AIM OF THE TASK: Scan the lines below for the word "ketergantungan". Copy each line you find it in.

DATA TO PROCESS:
= = = =
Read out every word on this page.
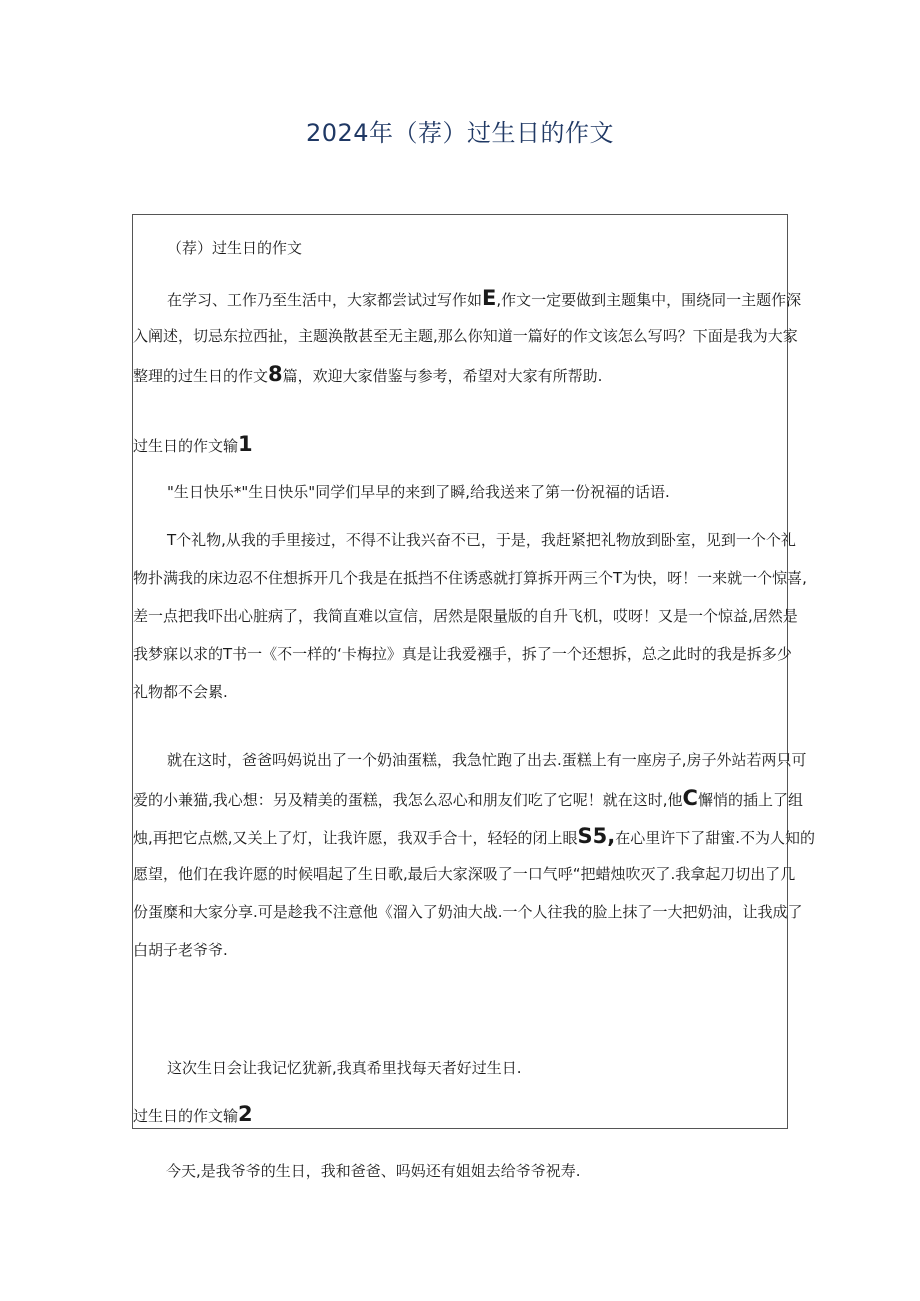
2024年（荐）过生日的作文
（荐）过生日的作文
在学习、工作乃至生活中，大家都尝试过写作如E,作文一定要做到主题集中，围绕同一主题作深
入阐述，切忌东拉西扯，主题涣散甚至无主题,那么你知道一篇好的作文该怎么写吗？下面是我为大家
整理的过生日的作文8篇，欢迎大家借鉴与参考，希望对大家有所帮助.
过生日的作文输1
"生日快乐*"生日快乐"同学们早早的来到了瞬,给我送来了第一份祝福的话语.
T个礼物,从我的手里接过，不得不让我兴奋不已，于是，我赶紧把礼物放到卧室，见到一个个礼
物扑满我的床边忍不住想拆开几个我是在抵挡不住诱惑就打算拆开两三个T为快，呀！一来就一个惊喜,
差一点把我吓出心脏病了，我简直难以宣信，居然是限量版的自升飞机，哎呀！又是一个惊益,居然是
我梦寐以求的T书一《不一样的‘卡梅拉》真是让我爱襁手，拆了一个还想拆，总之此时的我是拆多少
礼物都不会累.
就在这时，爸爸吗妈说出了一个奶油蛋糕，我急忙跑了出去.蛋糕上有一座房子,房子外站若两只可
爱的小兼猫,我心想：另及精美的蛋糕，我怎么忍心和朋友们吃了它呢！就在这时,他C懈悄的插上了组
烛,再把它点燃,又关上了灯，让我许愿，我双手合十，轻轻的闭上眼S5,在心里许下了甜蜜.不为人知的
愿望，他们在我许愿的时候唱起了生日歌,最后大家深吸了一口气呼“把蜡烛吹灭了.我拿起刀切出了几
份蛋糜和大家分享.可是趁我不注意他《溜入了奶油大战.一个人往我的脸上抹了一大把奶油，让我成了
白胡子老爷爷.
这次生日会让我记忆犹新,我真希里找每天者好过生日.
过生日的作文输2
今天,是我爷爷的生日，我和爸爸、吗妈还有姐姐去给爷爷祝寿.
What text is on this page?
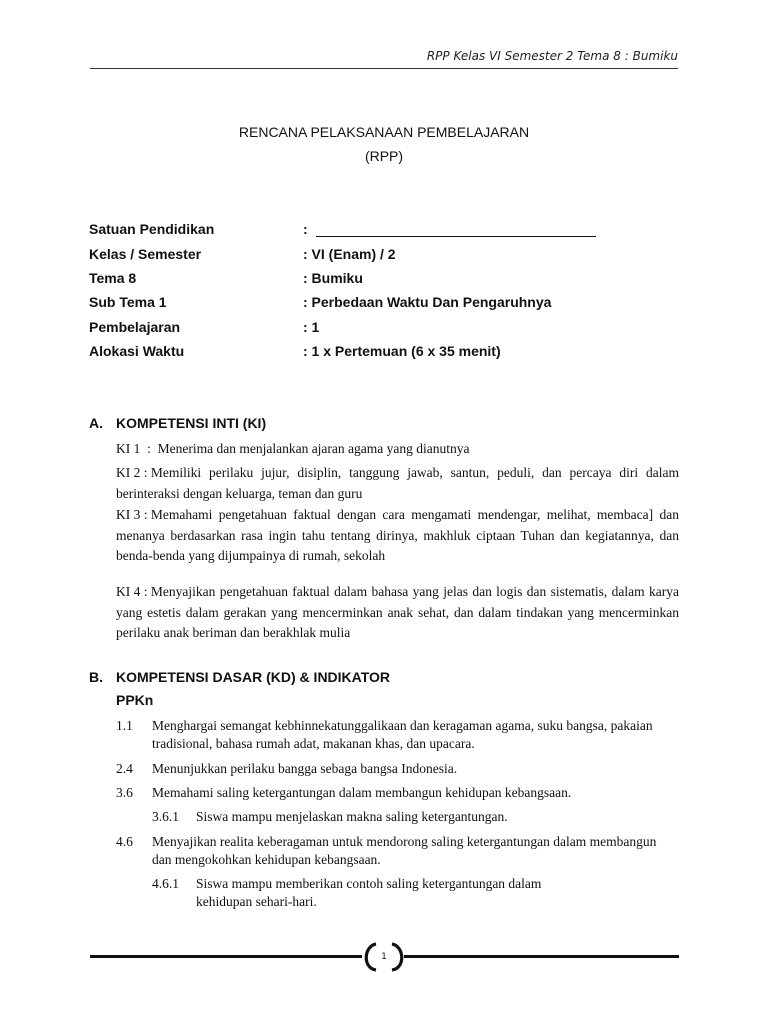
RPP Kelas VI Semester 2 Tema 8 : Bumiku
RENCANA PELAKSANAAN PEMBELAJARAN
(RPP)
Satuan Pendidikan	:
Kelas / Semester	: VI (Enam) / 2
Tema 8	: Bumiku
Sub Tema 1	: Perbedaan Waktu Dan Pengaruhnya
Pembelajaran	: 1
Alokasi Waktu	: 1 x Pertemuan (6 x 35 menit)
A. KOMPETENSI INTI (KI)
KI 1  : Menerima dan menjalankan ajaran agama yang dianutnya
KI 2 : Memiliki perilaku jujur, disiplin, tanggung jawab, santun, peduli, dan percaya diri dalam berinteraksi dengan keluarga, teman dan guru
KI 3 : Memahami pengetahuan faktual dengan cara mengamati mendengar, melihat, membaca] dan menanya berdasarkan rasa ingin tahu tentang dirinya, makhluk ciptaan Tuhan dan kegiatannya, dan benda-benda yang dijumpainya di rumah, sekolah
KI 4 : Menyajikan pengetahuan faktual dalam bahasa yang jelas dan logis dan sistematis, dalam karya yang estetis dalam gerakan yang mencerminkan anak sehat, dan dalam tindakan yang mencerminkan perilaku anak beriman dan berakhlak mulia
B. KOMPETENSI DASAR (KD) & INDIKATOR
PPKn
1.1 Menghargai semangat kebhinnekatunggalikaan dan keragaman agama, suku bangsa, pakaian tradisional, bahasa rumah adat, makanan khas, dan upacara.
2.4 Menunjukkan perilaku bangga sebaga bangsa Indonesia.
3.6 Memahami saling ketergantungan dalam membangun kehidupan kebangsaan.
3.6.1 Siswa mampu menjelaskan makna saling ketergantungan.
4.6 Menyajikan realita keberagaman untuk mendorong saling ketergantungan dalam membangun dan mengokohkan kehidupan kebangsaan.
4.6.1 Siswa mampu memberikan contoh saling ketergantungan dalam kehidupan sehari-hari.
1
= = = =
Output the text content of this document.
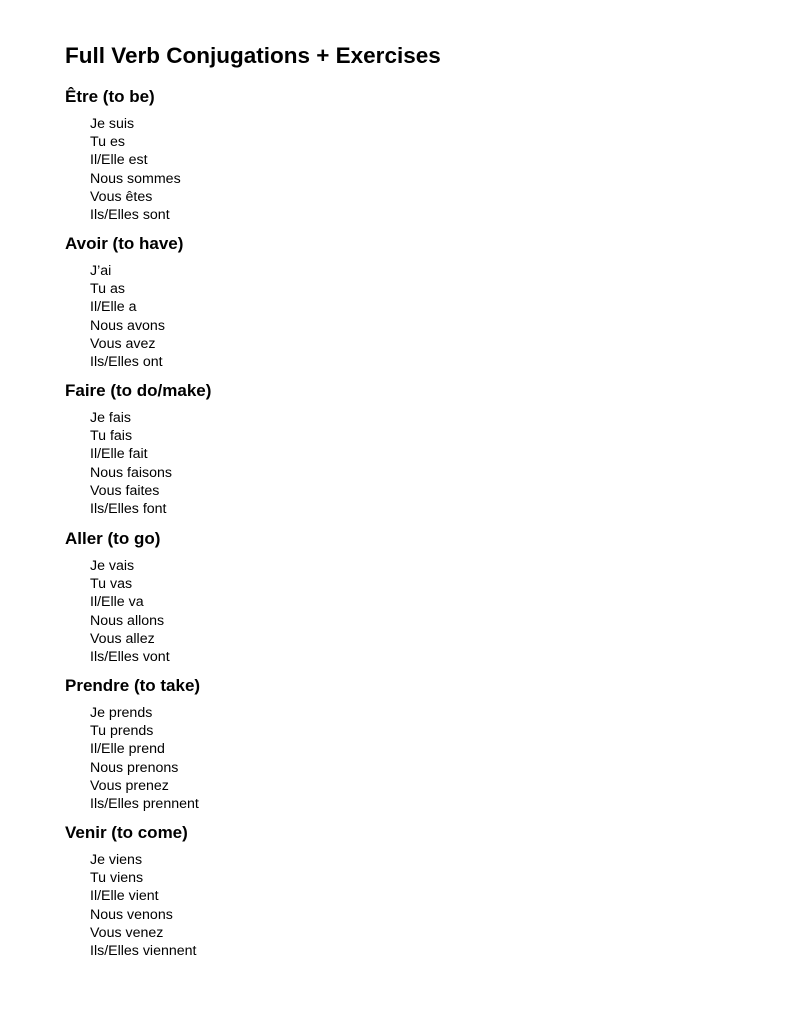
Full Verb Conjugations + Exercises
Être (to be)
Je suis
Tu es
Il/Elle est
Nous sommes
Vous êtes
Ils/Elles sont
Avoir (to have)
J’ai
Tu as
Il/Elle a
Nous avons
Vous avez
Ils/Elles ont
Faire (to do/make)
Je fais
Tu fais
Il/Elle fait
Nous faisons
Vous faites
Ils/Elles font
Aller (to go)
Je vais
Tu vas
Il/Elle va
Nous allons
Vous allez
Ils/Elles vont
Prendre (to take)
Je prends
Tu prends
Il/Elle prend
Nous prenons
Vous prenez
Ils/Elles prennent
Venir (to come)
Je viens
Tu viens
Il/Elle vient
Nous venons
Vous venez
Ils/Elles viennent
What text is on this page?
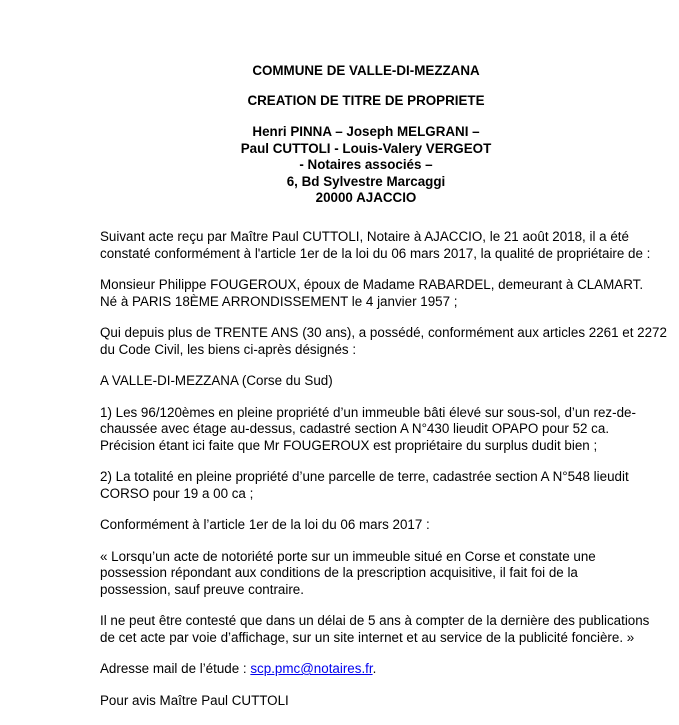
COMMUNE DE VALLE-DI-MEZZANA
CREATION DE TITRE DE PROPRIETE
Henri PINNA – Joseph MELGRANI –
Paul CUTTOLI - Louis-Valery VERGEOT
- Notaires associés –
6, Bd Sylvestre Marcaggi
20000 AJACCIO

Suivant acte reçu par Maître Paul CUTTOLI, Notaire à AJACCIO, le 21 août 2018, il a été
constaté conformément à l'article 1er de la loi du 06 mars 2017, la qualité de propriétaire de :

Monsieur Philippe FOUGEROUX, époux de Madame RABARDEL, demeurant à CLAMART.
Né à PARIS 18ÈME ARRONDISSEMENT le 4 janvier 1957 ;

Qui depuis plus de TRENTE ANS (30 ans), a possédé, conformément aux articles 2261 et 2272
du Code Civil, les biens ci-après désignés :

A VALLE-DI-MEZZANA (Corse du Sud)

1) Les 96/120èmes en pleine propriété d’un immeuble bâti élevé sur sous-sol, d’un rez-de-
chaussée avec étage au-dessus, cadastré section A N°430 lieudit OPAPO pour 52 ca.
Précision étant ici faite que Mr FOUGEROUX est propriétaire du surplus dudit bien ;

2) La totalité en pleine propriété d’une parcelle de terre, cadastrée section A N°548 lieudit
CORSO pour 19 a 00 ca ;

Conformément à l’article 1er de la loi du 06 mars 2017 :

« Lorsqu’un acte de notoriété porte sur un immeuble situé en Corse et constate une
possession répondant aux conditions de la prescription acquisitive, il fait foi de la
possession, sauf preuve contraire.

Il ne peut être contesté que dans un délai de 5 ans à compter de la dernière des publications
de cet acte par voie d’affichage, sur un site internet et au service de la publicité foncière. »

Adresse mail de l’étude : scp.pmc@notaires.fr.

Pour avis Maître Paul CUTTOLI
= = = =
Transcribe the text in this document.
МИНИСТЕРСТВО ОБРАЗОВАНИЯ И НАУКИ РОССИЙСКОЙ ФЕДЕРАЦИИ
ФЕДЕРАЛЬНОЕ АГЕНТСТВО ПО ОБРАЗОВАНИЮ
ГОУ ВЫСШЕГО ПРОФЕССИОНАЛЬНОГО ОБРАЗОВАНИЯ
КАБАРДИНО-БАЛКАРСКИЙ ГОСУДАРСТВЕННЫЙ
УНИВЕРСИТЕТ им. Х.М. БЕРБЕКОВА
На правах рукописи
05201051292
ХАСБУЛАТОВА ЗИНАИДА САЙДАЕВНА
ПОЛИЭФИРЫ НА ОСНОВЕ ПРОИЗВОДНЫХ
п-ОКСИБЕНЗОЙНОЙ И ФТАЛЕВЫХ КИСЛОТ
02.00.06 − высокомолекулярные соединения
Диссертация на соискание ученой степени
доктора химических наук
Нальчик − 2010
= = = =
ANSWER TO THIS TASK:
3.6 Memahami saling ketergantungan dalam membangun kehidupan kebangsaan.
3.6.1 Siswa mampu menjelaskan makna saling ketergantungan.
4.6 Menyajikan realita keberagaman untuk mendorong saling ketergantungan dalam membangun dan mengokohkan kehidupan kebangsaan.
4.6.1 Siswa mampu memberikan contoh saling ketergantungan dalam kehidupan sehari-hari.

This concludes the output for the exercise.